■ **WHAT IS ASKED**:
Look for "JSON" in each line of the entries, and return the matching lines.

[Stored items]

_ _ _ _

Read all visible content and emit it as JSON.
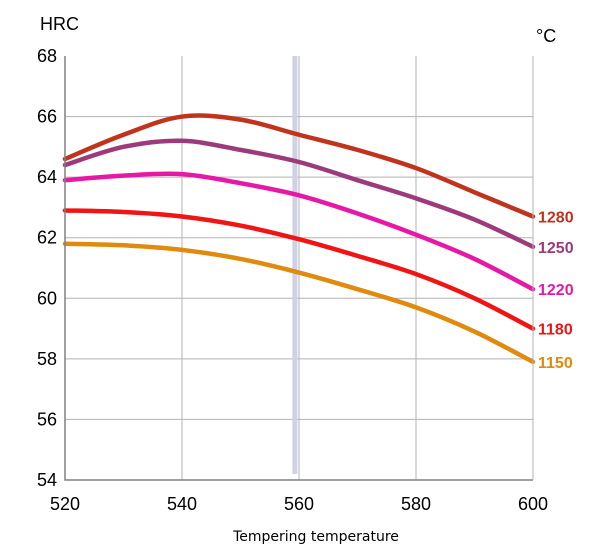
{
  "chart_data": {
    "type": "line",
    "ylabel": "HRC",
    "unit_label": "°C",
    "xlabel": "Tempering temperature",
    "xlim": [
      520,
      600
    ],
    "ylim": [
      54,
      68
    ],
    "x_ticks": [
      "520",
      "540",
      "560",
      "580",
      "600"
    ],
    "y_ticks": [
      "54",
      "56",
      "58",
      "60",
      "62",
      "64",
      "66",
      "68"
    ],
    "grid": true,
    "marker_line": {
      "x": 559.3,
      "y_from": 54.2,
      "y_to": 68,
      "color": "#d0d0e6"
    },
    "x": [
      520,
      530,
      540,
      550,
      560,
      570,
      580,
      590,
      600
    ],
    "series": [
      {
        "name": "1280",
        "color": "#c0341d",
        "values": [
          64.6,
          65.4,
          66.0,
          65.9,
          65.4,
          64.9,
          64.3,
          63.5,
          62.7
        ]
      },
      {
        "name": "1250",
        "color": "#9c3a7c",
        "values": [
          64.4,
          65.0,
          65.2,
          64.9,
          64.5,
          63.9,
          63.3,
          62.6,
          61.7
        ]
      },
      {
        "name": "1220",
        "color": "#e619a6",
        "values": [
          63.9,
          64.05,
          64.1,
          63.8,
          63.4,
          62.8,
          62.1,
          61.3,
          60.3
        ]
      },
      {
        "name": "1180",
        "color": "#f01414",
        "values": [
          62.9,
          62.85,
          62.7,
          62.4,
          61.95,
          61.4,
          60.8,
          60.0,
          59.0
        ]
      },
      {
        "name": "1150",
        "color": "#e08a0e",
        "values": [
          61.8,
          61.75,
          61.6,
          61.3,
          60.85,
          60.3,
          59.7,
          58.9,
          57.9
        ]
      }
    ]
  }
}
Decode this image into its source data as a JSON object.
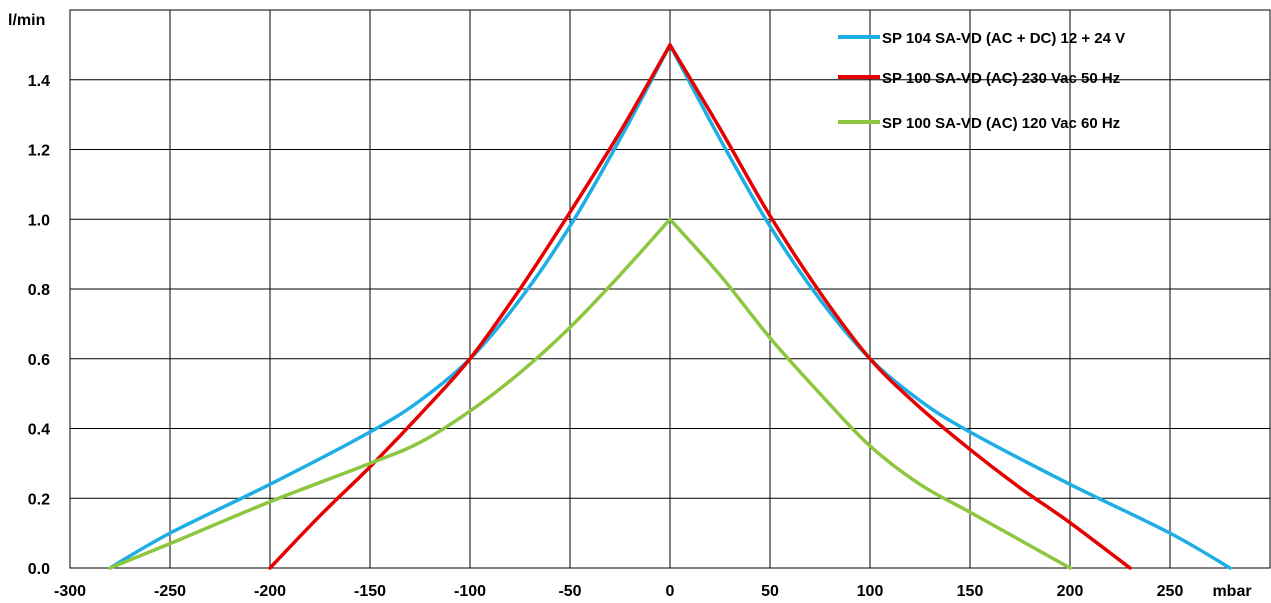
{
  "chart_data": {
    "type": "line",
    "title": "",
    "ylabel": "l/min",
    "xlabel": "mbar",
    "xlim": [
      -300,
      300
    ],
    "ylim": [
      0,
      1.6
    ],
    "xticks": [
      -300,
      -250,
      -200,
      -150,
      -100,
      -50,
      0,
      50,
      100,
      150,
      200,
      250
    ],
    "yticks": [
      0.0,
      0.2,
      0.4,
      0.6,
      0.8,
      1.0,
      1.2,
      1.4
    ],
    "ytick_labels": [
      "0.0",
      "0.2",
      "0.4",
      "0.6",
      "0.8",
      "1.0",
      "1.2",
      "1.4"
    ],
    "grid": true,
    "legend_position": "top-right",
    "series": [
      {
        "name": "SP 104 SA-VD (AC + DC) 12 + 24 V",
        "color": "#1eaee6",
        "x": [
          -280,
          -250,
          -200,
          -150,
          -125,
          -100,
          -75,
          -50,
          -25,
          0,
          25,
          50,
          75,
          100,
          125,
          150,
          200,
          250,
          280
        ],
        "y": [
          0.0,
          0.1,
          0.24,
          0.39,
          0.48,
          0.6,
          0.77,
          0.98,
          1.23,
          1.5,
          1.23,
          0.98,
          0.77,
          0.6,
          0.48,
          0.39,
          0.24,
          0.1,
          0.0
        ]
      },
      {
        "name": "SP 100 SA-VD (AC) 230 Vac 50 Hz",
        "color": "#e60000",
        "x": [
          -200,
          -175,
          -150,
          -125,
          -100,
          -75,
          -50,
          -25,
          0,
          25,
          50,
          75,
          100,
          125,
          150,
          175,
          200,
          230
        ],
        "y": [
          0.0,
          0.15,
          0.29,
          0.44,
          0.6,
          0.8,
          1.02,
          1.25,
          1.5,
          1.26,
          1.01,
          0.79,
          0.6,
          0.46,
          0.34,
          0.23,
          0.13,
          0.0
        ]
      },
      {
        "name": "SP 100 SA-VD (AC) 120 Vac 60 Hz",
        "color": "#8dc63f",
        "x": [
          -280,
          -250,
          -200,
          -150,
          -125,
          -100,
          -75,
          -50,
          -25,
          0,
          25,
          50,
          75,
          100,
          125,
          150,
          175,
          200
        ],
        "y": [
          0.0,
          0.07,
          0.19,
          0.3,
          0.36,
          0.45,
          0.56,
          0.69,
          0.84,
          1.0,
          0.84,
          0.66,
          0.5,
          0.35,
          0.24,
          0.16,
          0.08,
          0.0
        ]
      }
    ]
  }
}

_ _ _ _

■ **TASK OUTPUT**:
Read all visible content and emit it as JSON.
Decode this image into its source data as a JSON object.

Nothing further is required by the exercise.